Description of the task: Leave out the pictures, then reproduce the rest of the material exactly.

Data records:
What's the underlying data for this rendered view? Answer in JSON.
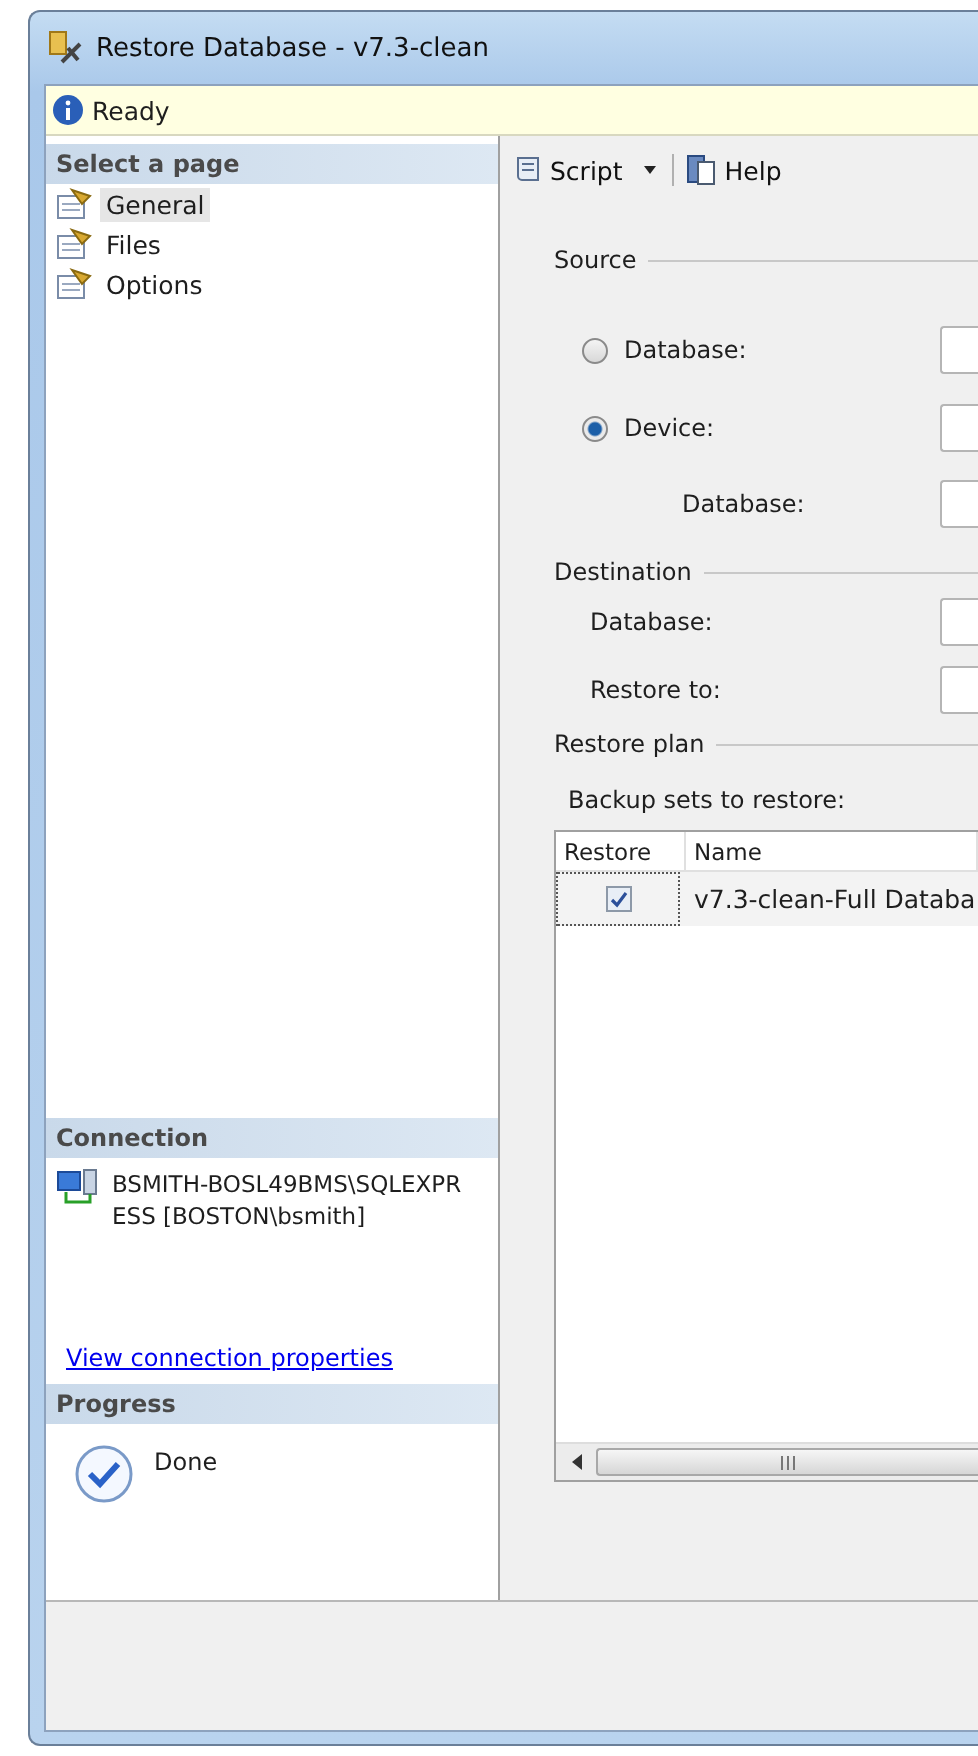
{
  "window": {
    "title": "Restore Database - v7.3-clean"
  },
  "status": {
    "text": "Ready"
  },
  "sidebar": {
    "header": "Select a page",
    "items": [
      {
        "label": "General",
        "selected": true
      },
      {
        "label": "Files",
        "selected": false
      },
      {
        "label": "Options",
        "selected": false
      }
    ]
  },
  "connection": {
    "header": "Connection",
    "server": "BSMITH-BOSL49BMS\\SQLEXPRESS [BOSTON\\bsmith]",
    "link": "View connection properties"
  },
  "progress": {
    "header": "Progress",
    "text": "Done"
  },
  "toolbar": {
    "script": "Script",
    "help": "Help"
  },
  "source": {
    "title": "Source",
    "options": [
      {
        "label": "Database:",
        "selected": false
      },
      {
        "label": "Device:",
        "selected": true
      }
    ],
    "device_database_label": "Database:"
  },
  "destination": {
    "title": "Destination",
    "fields": [
      {
        "label": "Database:"
      },
      {
        "label": "Restore to:"
      }
    ]
  },
  "restore_plan": {
    "title": "Restore plan",
    "caption": "Backup sets to restore:",
    "columns": [
      "Restore",
      "Name"
    ],
    "rows": [
      {
        "checked": true,
        "name": "v7.3-clean-Full Databa"
      }
    ]
  }
}
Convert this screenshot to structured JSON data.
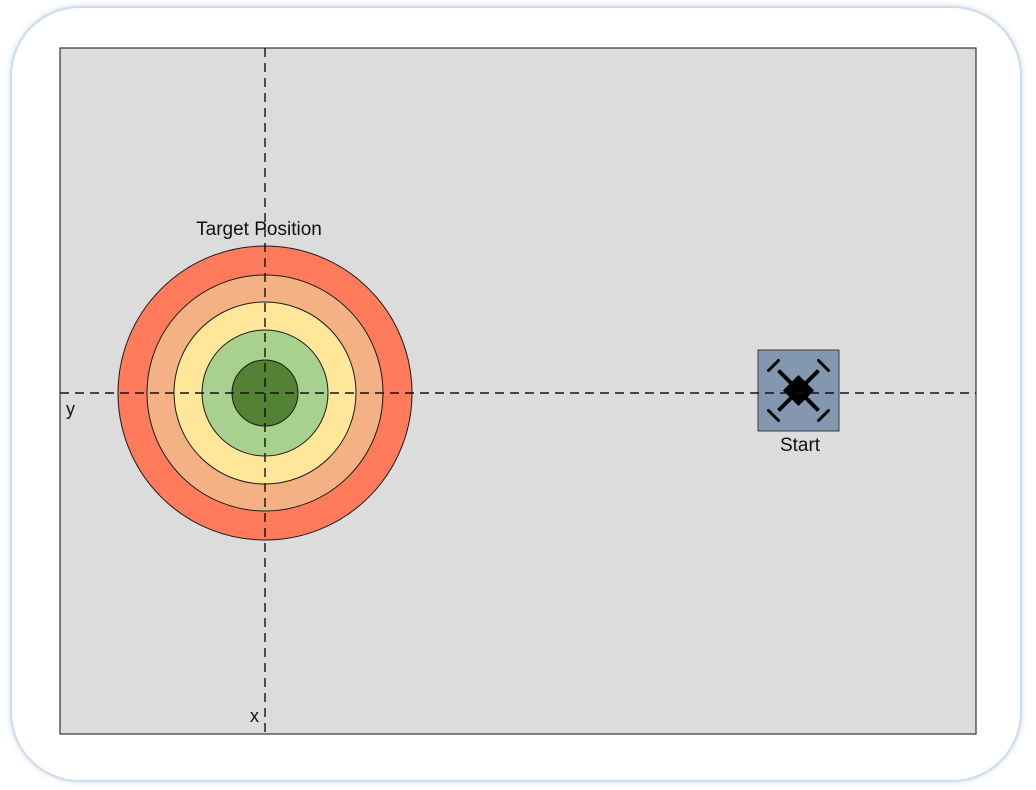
{
  "labels": {
    "target": "Target Position",
    "start": "Start",
    "y_axis": "y",
    "x_axis": "x"
  },
  "colors": {
    "frame_border": "#cfdcea",
    "field_fill": "#dcdcdc",
    "field_stroke": "#333333",
    "ring_outer": "#ff7b5c",
    "ring_2": "#f4b183",
    "ring_3": "#ffe699",
    "ring_4": "#a9d18e",
    "ring_center": "#548235",
    "start_box_fill": "#8497b0",
    "drone": "#000000"
  },
  "icons": {
    "drone": "quadcopter-icon"
  }
}
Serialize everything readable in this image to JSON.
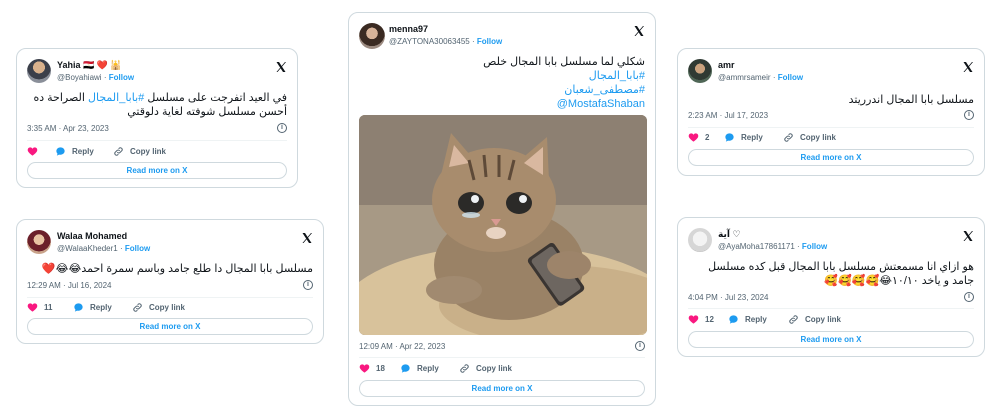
{
  "colors": {
    "accent": "#1d9bf0",
    "like": "#f91880",
    "border": "#cfd9de",
    "muted": "#536471"
  },
  "icons": {
    "logo": "x-logo-icon",
    "like": "heart-icon",
    "reply": "reply-bubble-icon",
    "copy": "link-icon",
    "info": "info-icon"
  },
  "common": {
    "follow": "Follow",
    "reply": "Reply",
    "copy_link": "Copy link",
    "read_more": "Read more on X"
  },
  "tweets": [
    {
      "name": "Yahia 🇪🇬 ❤️ 🕌",
      "handle": "@Boyahiawi",
      "dot": "·",
      "text_prefix": "في العيد اتفرجت على مسلسل ",
      "hashtag": "#بابا_المجال",
      "text_suffix": " الصراحة ده أحسن مسلسل شوفته لغاية دلوقتي",
      "time": "3:35 AM · Apr 23, 2023",
      "likes": ""
    },
    {
      "name": "Walaa Mohamed",
      "handle": "@WalaaKheder1",
      "dot": "·",
      "text": "مسلسل بابا المجال دا طلع جامد وباسم سمرة احمد😂😂❤️",
      "time": "12:29 AM · Jul 16, 2024",
      "likes": "11"
    },
    {
      "name": "menna97",
      "handle": "@ZAYTONA30063455",
      "dot": "·",
      "lines": [
        "شكلي لما مسلسل بابا المجال خلص",
        "#بابا_المجال",
        "#مصطفى_شعبان",
        "@MostafaShaban"
      ],
      "time": "12:09 AM · Apr 22, 2023",
      "likes": "18"
    },
    {
      "name": "amr",
      "handle": "@ammrsameir",
      "dot": "·",
      "text": "مسلسل بابا المجال اندرريتد",
      "time": "2:23 AM · Jul 17, 2023",
      "likes": "2"
    },
    {
      "name": "آية ♡",
      "handle": "@AyaMoha17861171",
      "dot": "·",
      "text": "هو ازاي انا مسمعتش مسلسل بابا المجال قبل كده مسلسل جامد و ياخد ١٠/١٠😂🥰🥰🥰🥰",
      "time": "4:04 PM · Jul 23, 2024",
      "likes": "12"
    }
  ]
}
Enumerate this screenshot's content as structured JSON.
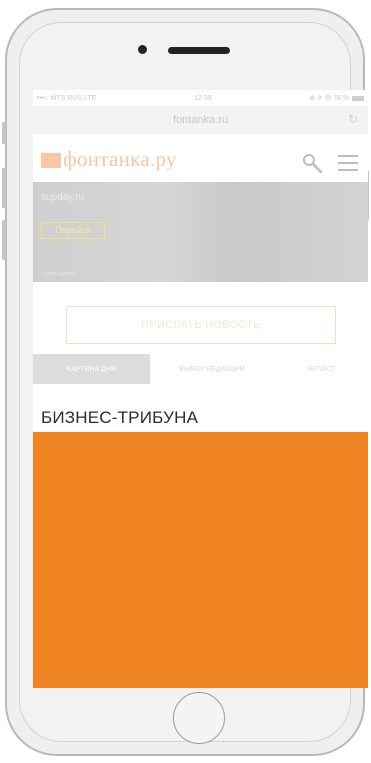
{
  "status_bar": {
    "carrier": "•••○ MTS RUS  LTE",
    "time": "12:39",
    "battery": "⊕ ✈ ⚙ 78 %"
  },
  "browser": {
    "url": "fontanka.ru",
    "reload_icon": "reload-icon"
  },
  "site": {
    "logo_text": "фонтанка.ру",
    "search_icon": "search-icon",
    "menu_icon": "hamburger-menu-icon"
  },
  "ad": {
    "domain": "supday.ru",
    "button_label": "Перейти",
    "caption": "Яндекс.Директ"
  },
  "send_news_label": "ПРИСЛАТЬ НОВОСТЬ",
  "tabs": [
    {
      "label": "КАРТИНА ДНЯ",
      "active": true
    },
    {
      "label": "ВЫБОР РЕДАКЦИИ",
      "active": false
    },
    {
      "label": "ЧИТАЮТ",
      "active": false
    }
  ],
  "section": {
    "title": "БИЗНЕС-ТРИБУНА"
  },
  "colors": {
    "accent": "#f28523",
    "phone_frame": "#b9b9b9"
  }
}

Output for this exercise:
What's the underlying data for this rendered view? Answer in JSON.
{
  "window": {
    "title": "Restore Database - v7.3-clean"
  },
  "status": {
    "text": "Ready"
  },
  "sidebar": {
    "header": "Select a page",
    "items": [
      {
        "label": "General",
        "selected": true
      },
      {
        "label": "Files",
        "selected": false
      },
      {
        "label": "Options",
        "selected": false
      }
    ]
  },
  "connection": {
    "header": "Connection",
    "server": "BSMITH-BOSL49BMS\\SQLEXPRESS [BOSTON\\bsmith]",
    "link": "View connection properties"
  },
  "progress": {
    "header": "Progress",
    "text": "Done"
  },
  "toolbar": {
    "script": "Script",
    "help": "Help"
  },
  "source": {
    "title": "Source",
    "options": [
      {
        "label": "Database:",
        "selected": false
      },
      {
        "label": "Device:",
        "selected": true
      }
    ],
    "device_database_label": "Database:"
  },
  "destination": {
    "title": "Destination",
    "fields": [
      {
        "label": "Database:"
      },
      {
        "label": "Restore to:"
      }
    ]
  },
  "restore_plan": {
    "title": "Restore plan",
    "caption": "Backup sets to restore:",
    "columns": [
      "Restore",
      "Name"
    ],
    "rows": [
      {
        "checked": true,
        "name": "v7.3-clean-Full Databa"
      }
    ]
  }
}
Convert this screenshot to structured JSON data.
{
  "labels": {
    "target": "Target Position",
    "start": "Start",
    "y_axis": "y",
    "x_axis": "x"
  },
  "colors": {
    "frame_border": "#cfdcea",
    "field_fill": "#dcdcdc",
    "field_stroke": "#333333",
    "ring_outer": "#ff7b5c",
    "ring_2": "#f4b183",
    "ring_3": "#ffe699",
    "ring_4": "#a9d18e",
    "ring_center": "#548235",
    "start_box_fill": "#8497b0",
    "drone": "#000000"
  },
  "icons": {
    "drone": "quadcopter-icon"
  }
}
Serialize everything readable in this image to JSON.
{
  "colors": {
    "accent": "#1d9bf0",
    "like": "#f91880",
    "border": "#cfd9de",
    "muted": "#536471"
  },
  "icons": {
    "logo": "x-logo-icon",
    "like": "heart-icon",
    "reply": "reply-bubble-icon",
    "copy": "link-icon",
    "info": "info-icon"
  },
  "common": {
    "follow": "Follow",
    "reply": "Reply",
    "copy_link": "Copy link",
    "read_more": "Read more on X"
  },
  "tweets": [
    {
      "name": "Yahia 🇪🇬 ❤️ 🕌",
      "handle": "@Boyahiawi",
      "dot": "·",
      "text_prefix": "في العيد اتفرجت على مسلسل ",
      "hashtag": "#بابا_المجال",
      "text_suffix": " الصراحة ده أحسن مسلسل شوفته لغاية دلوقتي",
      "time": "3:35 AM · Apr 23, 2023",
      "likes": ""
    },
    {
      "name": "Walaa Mohamed",
      "handle": "@WalaaKheder1",
      "dot": "·",
      "text": "مسلسل بابا المجال دا طلع جامد وباسم سمرة احمد😂😂❤️",
      "time": "12:29 AM · Jul 16, 2024",
      "likes": "11"
    },
    {
      "name": "menna97",
      "handle": "@ZAYTONA30063455",
      "dot": "·",
      "lines": [
        "شكلي لما مسلسل بابا المجال خلص",
        "#بابا_المجال",
        "#مصطفى_شعبان",
        "@MostafaShaban"
      ],
      "time": "12:09 AM · Apr 22, 2023",
      "likes": "18"
    },
    {
      "name": "amr",
      "handle": "@ammrsameir",
      "dot": "·",
      "text": "مسلسل بابا المجال اندرريتد",
      "time": "2:23 AM · Jul 17, 2023",
      "likes": "2"
    },
    {
      "name": "آية ♡",
      "handle": "@AyaMoha17861171",
      "dot": "·",
      "text": "هو ازاي انا مسمعتش مسلسل بابا المجال قبل كده مسلسل جامد و ياخد ١٠/١٠😂🥰🥰🥰🥰",
      "time": "4:04 PM · Jul 23, 2024",
      "likes": "12"
    }
  ]
}
Enumerate this screenshot's content as structured JSON.
{
  "status_bar": {
    "carrier": "•••○ MTS RUS  LTE",
    "time": "12:39",
    "battery": "⊕ ✈ ⚙ 78 %"
  },
  "browser": {
    "url": "fontanka.ru",
    "reload_icon": "reload-icon"
  },
  "site": {
    "logo_text": "фонтанка.ру",
    "search_icon": "search-icon",
    "menu_icon": "hamburger-menu-icon"
  },
  "ad": {
    "domain": "supday.ru",
    "button_label": "Перейти",
    "caption": "Яндекс.Директ"
  },
  "send_news_label": "ПРИСЛАТЬ НОВОСТЬ",
  "tabs": [
    {
      "label": "КАРТИНА ДНЯ",
      "active": true
    },
    {
      "label": "ВЫБОР РЕДАКЦИИ",
      "active": false
    },
    {
      "label": "ЧИТАЮТ",
      "active": false
    }
  ],
  "section": {
    "title": "БИЗНЕС-ТРИБУНА"
  },
  "colors": {
    "accent": "#f28523",
    "phone_frame": "#b9b9b9"
  }
}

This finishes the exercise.